Required work.
A – In the commentary on The Weeknd below, which lines make up the monologue he adds when it is repeated at the end of the song? List every line.
B – Do these statements agree with the commentary on The Weeknd below? Answer yes or no for each, and quote the words of the commentary that decide it.
(i) In the intro, Tesfaye speaks from a woman's point of view.
(ii) His songs are seldom addressed to women.
(iii) Lana's music, like his, is often called cinematic.
C – Continue the commentary on The Weeknd below, starting after its final sentence.

Selected extract.

|---|

The intro in question, rendered nearly unintelligible in ghostly echoes, is Tesfaye speaking from the perspective of a woman who wants but can't have him all to herself, but still pines self-destructively. "Let the wrong path come to me," girl-Abel mumbles. When the monologue is repeated at the end of the song, he adds:

Give them any other day but Thursday
You belong to me
Every Thursday
I wait for you
I'll be beautiful for you
Every Thursday
I exist
Only on Thursday

It's classic Weeknd nihilism, made even more audacious by the fact that we are listening to Tesfaye play a woman who's obsessed with him — an unreliable narrator if ever there was one. That last line is telling, though: "I exist only on Thursday"? Tesfaye's music, like Lana's, is often called cinematic — a great word for tamping down one's own credulousness — and here he's falling into that old bad screenwriting habit, the conveniently vanishing woman. But that's The Weeknd schtick: he plays a predator, sometimes downright spiteful and mocking of the women he sings about taking advantage of, but makes sure we know it's because he's broken inside. Though his songs, in keeping with R&B tradition, are almost always addressed to women, they are ultimately just there as evidence of The Weeknd's emotional state. And it's all so over the top and graphic that we'd be fools to take any of it seriously, right? But the girls — the ones in the song, the ones listening — know they exist after the hookup's over. And every other day of the week is where the story really lives.

|---|

Data excerpt.

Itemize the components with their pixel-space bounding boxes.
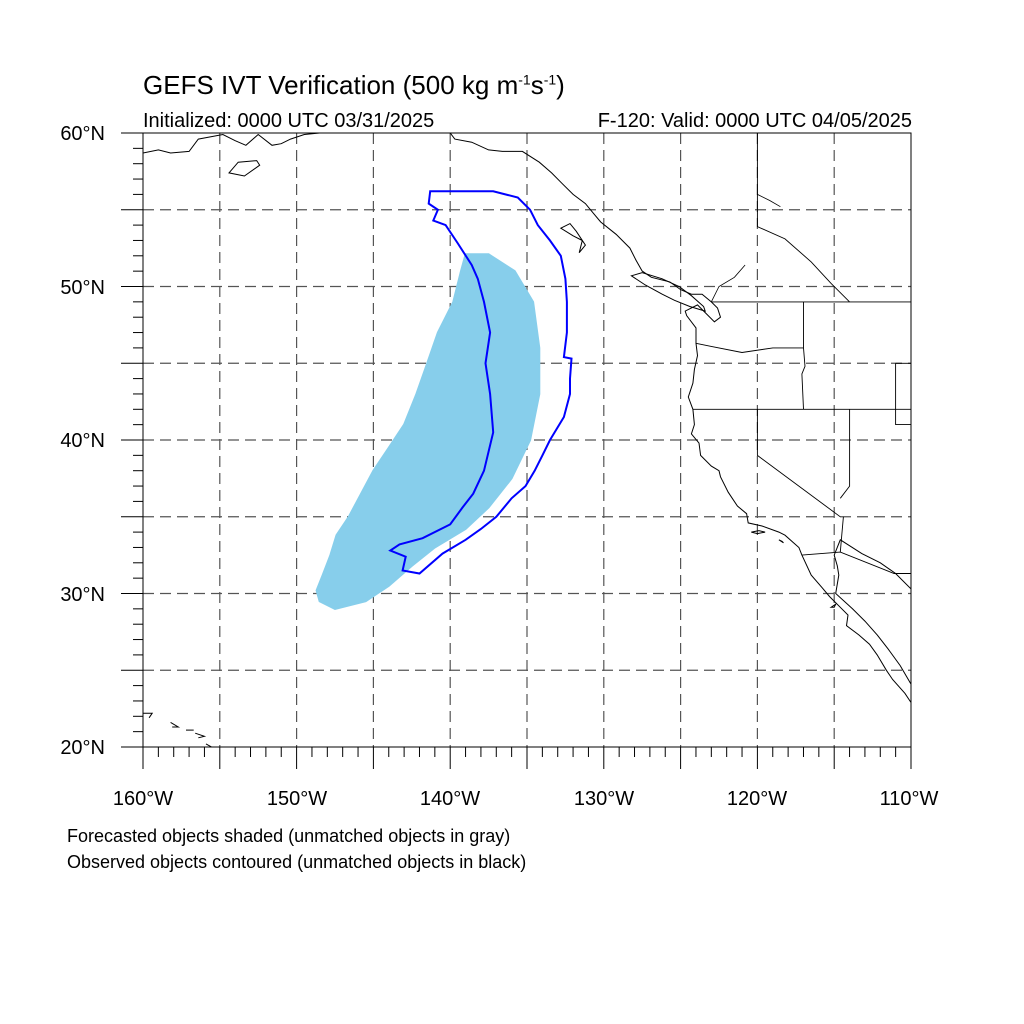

|---|

Per-task answers.
A –
1. Give them any other day but Thursday
2. You belong to me
3. Every Thursday
4. I wait for you
5. I'll be beautiful for you
6. Every Thursday
7. I exist
8. Only on Thursday

B –
(i) Yes: "is Tesfaye speaking from the perspective of a woman who wants but can't have him all to herself"
(ii) No: "are almost always addressed to women"
(iii) Yes: "Tesfaye's music, like Lana's, is often called cinematic"

C –
"I know what only the girls know," Lana Del Rey sings on "Music to Watch Boys To," the second song on her fourth album Honeymoon. It's been an asset of her songwriting for a while: for as much criticism as Lana gets for playing into musty old gender roles, she has always given a rich inner life to the female half of that dynamic. The line echoes another from 2012's Born To Die: "This is what makes us girls / We don't stick together ‘cause we put love first." Love still comes first on Honeymoon, but it defines itself by its absence. Gone is the breathless exuberance of "National Anthem" or "Off To The Races," even the conflicted pleasures and doomed romanticism of "Ride" and "West Coast" are not available here. Lana is more alone than she's ever been; she's kept the camera rolling long after the men and boys who populated her previous releases have left the frame. And in that solitude begins to emerge something like a life out from under the influence — of a man, of The Man.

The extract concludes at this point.